- [WHAT TO PRODUCE]: The response must consist of each line in the listing that has the word "strip" in it.

########################################

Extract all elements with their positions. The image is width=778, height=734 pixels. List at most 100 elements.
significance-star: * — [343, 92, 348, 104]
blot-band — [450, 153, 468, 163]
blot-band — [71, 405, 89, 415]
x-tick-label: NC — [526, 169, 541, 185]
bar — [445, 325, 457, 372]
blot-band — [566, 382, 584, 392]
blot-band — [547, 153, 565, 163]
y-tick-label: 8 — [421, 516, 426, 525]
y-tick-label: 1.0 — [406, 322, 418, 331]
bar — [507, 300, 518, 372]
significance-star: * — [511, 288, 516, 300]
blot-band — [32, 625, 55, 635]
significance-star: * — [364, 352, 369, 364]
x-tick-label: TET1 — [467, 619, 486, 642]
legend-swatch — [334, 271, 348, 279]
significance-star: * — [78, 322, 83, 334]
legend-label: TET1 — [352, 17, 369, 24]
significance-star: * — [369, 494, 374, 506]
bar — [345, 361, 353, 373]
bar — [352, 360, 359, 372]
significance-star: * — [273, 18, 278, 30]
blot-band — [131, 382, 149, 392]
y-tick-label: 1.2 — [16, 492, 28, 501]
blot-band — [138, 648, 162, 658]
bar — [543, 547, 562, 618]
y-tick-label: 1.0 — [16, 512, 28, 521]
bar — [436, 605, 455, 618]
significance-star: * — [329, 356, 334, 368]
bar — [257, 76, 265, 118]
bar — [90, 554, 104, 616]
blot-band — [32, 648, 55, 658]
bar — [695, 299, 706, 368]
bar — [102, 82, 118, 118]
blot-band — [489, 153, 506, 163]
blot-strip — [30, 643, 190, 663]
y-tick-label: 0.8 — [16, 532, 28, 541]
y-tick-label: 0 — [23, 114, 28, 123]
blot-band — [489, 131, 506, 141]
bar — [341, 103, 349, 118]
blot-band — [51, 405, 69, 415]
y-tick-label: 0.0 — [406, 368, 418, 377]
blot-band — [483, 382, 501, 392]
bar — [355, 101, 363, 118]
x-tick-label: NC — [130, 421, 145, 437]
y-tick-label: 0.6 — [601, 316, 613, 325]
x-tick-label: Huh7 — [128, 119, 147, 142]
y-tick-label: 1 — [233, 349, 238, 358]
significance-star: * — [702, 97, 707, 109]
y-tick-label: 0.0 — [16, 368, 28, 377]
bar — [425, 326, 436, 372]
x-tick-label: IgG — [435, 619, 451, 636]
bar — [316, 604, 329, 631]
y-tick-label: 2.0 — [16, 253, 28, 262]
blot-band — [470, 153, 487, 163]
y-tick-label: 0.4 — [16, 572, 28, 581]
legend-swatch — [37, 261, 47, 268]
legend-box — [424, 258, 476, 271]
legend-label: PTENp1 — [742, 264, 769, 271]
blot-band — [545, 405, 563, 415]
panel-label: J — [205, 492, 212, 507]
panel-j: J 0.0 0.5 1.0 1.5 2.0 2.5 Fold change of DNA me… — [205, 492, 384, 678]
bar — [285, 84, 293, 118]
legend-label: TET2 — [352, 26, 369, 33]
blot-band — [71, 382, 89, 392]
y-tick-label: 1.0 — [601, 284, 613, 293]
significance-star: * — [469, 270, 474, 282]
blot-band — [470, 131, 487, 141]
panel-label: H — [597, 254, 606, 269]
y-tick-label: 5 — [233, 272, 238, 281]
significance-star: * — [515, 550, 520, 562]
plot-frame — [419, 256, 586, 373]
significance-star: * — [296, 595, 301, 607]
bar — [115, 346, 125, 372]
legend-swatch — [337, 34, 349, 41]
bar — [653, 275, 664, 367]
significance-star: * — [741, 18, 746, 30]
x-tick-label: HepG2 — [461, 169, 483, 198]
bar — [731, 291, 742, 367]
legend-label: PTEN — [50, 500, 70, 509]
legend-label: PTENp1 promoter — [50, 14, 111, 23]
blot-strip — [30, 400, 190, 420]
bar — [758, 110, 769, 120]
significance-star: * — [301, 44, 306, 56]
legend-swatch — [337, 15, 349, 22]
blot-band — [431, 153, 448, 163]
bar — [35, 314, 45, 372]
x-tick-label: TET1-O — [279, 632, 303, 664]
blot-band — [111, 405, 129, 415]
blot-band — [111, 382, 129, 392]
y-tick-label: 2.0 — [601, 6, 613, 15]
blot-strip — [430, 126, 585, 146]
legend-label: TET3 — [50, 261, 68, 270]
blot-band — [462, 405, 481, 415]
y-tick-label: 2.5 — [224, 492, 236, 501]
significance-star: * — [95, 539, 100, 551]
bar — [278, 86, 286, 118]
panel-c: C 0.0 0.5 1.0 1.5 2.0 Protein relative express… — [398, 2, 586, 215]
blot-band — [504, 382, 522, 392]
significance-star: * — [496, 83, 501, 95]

########################################

- [RESPONSE BELOW]:
blot-strip — [30, 643, 190, 663]
blot-strip — [30, 400, 190, 420]
blot-strip — [430, 126, 585, 146]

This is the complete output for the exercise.